▶ Information given:
○ ○ ○ ○ ○

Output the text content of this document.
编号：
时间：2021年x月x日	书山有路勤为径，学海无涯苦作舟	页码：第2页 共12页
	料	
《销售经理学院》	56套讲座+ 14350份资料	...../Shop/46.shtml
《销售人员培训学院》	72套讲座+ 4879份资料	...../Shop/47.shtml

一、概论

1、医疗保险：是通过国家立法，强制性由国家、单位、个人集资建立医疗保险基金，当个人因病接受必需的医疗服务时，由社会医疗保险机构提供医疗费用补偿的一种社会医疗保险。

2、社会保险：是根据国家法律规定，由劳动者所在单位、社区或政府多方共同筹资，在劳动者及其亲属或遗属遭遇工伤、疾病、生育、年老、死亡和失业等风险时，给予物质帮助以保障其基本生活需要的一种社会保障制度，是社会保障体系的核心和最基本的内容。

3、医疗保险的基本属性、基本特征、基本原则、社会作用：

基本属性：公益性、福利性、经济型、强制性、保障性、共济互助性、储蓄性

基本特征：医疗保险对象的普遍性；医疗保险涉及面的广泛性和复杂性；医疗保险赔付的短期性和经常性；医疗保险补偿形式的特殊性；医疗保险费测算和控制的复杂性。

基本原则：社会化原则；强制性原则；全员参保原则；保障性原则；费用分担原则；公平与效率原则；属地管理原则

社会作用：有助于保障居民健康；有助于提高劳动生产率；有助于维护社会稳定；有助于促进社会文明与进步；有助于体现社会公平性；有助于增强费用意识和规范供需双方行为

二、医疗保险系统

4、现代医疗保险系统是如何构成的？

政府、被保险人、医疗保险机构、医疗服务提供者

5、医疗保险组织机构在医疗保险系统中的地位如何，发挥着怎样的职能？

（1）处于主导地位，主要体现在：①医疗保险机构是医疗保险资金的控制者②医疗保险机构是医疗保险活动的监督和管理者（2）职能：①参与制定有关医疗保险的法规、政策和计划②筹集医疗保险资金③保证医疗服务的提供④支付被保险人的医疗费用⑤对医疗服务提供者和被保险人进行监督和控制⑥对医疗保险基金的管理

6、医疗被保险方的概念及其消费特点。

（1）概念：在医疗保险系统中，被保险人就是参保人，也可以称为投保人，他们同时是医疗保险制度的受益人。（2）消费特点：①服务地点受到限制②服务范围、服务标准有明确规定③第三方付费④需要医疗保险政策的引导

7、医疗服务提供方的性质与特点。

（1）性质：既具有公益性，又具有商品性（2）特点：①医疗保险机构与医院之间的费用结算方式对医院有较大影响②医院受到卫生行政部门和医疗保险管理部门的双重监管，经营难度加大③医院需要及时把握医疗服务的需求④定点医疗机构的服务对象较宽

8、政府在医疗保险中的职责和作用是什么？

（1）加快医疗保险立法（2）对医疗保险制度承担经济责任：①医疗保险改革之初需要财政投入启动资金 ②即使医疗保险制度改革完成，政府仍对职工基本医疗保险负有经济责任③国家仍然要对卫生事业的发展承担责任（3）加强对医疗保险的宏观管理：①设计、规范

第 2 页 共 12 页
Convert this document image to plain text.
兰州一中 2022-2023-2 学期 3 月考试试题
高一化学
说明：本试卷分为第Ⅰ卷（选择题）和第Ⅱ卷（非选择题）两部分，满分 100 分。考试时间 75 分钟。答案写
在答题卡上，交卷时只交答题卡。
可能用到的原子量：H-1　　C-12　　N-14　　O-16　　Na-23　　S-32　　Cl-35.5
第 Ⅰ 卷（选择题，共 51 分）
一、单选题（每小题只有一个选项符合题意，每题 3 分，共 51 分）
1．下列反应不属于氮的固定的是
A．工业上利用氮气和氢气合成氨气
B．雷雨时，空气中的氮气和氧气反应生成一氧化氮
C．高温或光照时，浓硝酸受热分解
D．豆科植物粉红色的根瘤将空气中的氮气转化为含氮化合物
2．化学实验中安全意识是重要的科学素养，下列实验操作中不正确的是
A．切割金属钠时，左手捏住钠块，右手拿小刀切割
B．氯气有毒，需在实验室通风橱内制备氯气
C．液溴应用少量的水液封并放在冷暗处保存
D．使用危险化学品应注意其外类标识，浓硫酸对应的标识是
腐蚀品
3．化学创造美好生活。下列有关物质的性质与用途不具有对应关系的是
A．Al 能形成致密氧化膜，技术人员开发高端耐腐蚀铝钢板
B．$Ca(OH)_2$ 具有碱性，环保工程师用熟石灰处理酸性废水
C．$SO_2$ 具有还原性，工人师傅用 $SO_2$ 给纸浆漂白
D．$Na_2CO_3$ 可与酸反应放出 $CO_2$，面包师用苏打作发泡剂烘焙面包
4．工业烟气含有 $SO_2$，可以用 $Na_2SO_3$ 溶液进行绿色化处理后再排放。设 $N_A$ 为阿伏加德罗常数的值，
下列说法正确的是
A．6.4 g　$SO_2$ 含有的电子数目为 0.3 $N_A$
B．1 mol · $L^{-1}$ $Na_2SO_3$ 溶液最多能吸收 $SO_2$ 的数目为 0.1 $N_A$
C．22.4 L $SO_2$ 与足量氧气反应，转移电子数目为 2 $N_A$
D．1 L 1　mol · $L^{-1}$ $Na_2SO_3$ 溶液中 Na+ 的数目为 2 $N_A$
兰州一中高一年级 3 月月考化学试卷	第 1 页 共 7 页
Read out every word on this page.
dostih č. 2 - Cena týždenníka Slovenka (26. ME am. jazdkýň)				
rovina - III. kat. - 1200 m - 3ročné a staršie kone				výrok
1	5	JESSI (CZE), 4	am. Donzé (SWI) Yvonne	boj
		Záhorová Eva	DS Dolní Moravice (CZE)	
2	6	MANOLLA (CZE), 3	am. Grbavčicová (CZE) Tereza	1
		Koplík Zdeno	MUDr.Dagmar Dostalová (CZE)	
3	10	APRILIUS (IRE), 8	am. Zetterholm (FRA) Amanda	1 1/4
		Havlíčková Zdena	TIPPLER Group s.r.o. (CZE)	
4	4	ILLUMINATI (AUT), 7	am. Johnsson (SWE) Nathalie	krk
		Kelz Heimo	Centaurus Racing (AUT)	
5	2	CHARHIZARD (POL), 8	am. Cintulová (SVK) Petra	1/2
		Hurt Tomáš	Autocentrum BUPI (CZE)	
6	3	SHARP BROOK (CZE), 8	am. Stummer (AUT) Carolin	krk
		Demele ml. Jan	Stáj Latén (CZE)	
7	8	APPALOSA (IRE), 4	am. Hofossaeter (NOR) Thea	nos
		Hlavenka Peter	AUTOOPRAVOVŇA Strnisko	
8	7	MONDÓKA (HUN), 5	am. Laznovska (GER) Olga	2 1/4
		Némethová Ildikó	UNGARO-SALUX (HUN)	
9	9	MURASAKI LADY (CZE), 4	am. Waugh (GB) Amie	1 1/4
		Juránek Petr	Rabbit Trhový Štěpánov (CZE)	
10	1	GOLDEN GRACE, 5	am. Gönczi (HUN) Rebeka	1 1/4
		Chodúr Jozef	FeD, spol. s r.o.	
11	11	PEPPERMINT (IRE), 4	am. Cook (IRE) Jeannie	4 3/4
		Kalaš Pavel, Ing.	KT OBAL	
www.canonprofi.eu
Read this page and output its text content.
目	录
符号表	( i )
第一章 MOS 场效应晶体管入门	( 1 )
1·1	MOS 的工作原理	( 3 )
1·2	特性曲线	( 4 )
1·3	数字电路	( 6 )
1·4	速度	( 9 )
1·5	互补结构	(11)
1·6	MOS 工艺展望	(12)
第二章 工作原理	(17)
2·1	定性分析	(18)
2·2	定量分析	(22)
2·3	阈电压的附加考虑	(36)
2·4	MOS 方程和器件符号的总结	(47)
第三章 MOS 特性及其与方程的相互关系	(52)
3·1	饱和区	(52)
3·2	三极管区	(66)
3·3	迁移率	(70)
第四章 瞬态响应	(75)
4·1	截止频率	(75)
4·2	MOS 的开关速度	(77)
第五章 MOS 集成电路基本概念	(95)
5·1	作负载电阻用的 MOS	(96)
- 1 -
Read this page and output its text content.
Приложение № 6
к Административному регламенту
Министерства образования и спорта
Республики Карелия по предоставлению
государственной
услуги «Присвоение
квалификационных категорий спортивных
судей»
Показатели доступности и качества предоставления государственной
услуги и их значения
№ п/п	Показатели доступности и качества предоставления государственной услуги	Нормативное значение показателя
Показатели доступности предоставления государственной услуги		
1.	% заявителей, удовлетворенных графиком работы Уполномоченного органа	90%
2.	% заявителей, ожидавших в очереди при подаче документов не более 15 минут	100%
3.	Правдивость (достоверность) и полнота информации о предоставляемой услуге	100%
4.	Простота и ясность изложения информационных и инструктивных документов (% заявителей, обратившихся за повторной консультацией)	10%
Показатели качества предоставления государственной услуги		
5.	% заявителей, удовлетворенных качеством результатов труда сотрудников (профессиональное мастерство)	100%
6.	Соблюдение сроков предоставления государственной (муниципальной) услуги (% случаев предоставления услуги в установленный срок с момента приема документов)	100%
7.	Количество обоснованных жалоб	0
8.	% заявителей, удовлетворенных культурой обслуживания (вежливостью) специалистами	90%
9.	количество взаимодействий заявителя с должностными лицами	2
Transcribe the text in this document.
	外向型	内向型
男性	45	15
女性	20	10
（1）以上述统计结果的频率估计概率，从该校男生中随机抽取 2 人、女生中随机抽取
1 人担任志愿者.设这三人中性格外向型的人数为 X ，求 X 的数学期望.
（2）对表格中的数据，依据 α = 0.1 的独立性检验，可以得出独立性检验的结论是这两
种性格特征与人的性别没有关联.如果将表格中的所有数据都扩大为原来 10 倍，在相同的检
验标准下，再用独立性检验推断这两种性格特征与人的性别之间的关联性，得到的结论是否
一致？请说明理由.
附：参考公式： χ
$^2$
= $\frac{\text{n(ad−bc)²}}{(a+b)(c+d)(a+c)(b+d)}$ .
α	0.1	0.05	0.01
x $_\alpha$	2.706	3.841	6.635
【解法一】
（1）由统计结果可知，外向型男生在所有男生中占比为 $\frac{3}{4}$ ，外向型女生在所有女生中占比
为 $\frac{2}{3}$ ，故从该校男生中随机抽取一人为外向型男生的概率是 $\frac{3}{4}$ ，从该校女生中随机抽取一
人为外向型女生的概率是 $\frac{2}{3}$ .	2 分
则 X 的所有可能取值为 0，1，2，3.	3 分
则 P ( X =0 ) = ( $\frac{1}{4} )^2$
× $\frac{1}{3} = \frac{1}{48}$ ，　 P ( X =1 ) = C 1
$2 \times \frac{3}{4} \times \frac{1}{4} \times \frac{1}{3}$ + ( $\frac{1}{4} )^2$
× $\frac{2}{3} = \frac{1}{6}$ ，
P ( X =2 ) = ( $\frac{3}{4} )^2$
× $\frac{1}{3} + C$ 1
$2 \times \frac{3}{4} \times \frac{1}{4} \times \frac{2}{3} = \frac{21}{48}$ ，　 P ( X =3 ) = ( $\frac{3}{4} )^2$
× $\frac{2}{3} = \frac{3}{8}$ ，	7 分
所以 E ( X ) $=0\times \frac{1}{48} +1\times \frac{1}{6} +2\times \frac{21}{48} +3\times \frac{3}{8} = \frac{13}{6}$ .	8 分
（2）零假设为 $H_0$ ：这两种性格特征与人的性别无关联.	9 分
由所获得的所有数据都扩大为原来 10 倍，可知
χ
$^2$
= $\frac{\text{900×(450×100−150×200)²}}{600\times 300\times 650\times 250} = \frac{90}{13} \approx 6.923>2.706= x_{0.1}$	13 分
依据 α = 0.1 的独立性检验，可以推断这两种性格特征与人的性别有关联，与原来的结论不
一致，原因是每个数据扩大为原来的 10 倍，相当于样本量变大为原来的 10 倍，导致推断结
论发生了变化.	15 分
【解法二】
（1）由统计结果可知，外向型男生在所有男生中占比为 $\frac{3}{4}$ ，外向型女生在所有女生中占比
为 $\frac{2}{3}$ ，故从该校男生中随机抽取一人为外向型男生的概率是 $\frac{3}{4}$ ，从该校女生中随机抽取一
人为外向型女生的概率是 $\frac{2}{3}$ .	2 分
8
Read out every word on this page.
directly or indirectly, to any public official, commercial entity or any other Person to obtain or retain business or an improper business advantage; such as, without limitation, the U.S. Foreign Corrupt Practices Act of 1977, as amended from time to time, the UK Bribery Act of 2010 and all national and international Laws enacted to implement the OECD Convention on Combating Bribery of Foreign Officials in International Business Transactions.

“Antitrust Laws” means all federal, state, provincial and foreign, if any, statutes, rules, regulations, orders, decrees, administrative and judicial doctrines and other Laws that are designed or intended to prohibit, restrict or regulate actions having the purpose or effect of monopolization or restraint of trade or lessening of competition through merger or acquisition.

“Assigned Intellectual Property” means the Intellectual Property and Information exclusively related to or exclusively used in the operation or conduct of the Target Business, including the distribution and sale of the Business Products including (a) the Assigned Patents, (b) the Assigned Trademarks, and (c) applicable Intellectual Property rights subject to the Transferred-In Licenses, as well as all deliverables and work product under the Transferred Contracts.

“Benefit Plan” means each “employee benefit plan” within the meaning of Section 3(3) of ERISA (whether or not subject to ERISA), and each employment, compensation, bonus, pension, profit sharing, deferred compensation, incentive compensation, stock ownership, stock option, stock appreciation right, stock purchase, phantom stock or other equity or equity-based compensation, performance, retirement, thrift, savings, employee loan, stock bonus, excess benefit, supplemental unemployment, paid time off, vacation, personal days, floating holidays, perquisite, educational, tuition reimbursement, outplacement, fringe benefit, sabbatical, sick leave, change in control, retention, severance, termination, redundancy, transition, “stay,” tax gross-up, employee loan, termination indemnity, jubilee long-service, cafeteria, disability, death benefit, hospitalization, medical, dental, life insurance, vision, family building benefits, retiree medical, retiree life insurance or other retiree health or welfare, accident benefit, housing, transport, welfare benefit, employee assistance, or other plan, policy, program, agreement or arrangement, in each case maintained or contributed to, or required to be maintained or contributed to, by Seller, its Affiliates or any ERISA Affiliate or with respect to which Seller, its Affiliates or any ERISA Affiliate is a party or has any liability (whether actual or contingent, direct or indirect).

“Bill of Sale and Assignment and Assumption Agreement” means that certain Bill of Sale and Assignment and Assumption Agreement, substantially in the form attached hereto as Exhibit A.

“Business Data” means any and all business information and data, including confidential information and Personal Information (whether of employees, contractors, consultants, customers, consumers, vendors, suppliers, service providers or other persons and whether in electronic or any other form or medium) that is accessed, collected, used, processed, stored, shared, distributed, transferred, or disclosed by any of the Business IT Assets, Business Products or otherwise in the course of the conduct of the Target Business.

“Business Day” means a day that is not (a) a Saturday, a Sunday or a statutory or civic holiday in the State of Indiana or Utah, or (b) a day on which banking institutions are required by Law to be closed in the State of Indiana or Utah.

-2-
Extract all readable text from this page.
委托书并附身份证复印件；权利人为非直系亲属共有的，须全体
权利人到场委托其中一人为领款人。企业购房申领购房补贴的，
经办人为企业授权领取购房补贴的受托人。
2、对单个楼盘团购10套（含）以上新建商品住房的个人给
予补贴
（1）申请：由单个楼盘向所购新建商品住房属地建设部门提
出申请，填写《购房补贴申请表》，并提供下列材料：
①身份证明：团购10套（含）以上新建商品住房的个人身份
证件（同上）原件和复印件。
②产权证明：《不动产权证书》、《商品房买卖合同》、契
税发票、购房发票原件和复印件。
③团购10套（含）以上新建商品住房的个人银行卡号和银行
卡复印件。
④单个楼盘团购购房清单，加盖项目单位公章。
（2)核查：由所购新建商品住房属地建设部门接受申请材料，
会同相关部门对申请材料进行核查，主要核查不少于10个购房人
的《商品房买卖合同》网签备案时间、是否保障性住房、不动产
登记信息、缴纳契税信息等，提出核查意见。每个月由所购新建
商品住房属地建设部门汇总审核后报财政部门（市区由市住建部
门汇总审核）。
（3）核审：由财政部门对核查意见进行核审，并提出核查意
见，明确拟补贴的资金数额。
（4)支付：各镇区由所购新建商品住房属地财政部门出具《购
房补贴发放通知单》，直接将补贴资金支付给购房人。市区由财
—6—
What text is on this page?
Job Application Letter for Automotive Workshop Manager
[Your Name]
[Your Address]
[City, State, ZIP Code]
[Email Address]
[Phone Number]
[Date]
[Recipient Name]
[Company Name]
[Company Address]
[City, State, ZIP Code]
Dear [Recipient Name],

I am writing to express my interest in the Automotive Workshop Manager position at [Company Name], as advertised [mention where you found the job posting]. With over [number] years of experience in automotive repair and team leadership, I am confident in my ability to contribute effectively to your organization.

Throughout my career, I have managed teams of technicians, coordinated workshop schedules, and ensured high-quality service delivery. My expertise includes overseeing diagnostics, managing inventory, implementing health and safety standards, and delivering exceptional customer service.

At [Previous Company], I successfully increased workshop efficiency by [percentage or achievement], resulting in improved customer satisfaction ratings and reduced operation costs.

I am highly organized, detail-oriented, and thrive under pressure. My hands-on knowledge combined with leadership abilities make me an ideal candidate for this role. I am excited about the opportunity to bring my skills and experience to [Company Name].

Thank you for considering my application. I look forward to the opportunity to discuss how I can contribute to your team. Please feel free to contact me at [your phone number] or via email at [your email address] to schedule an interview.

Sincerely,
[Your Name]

○ ○ ○ ○ ○

▶ Problem details: What is the number of lines above that hold the string "удовлетворенных"? Answer with that number alone.

▶ Output for this task: 3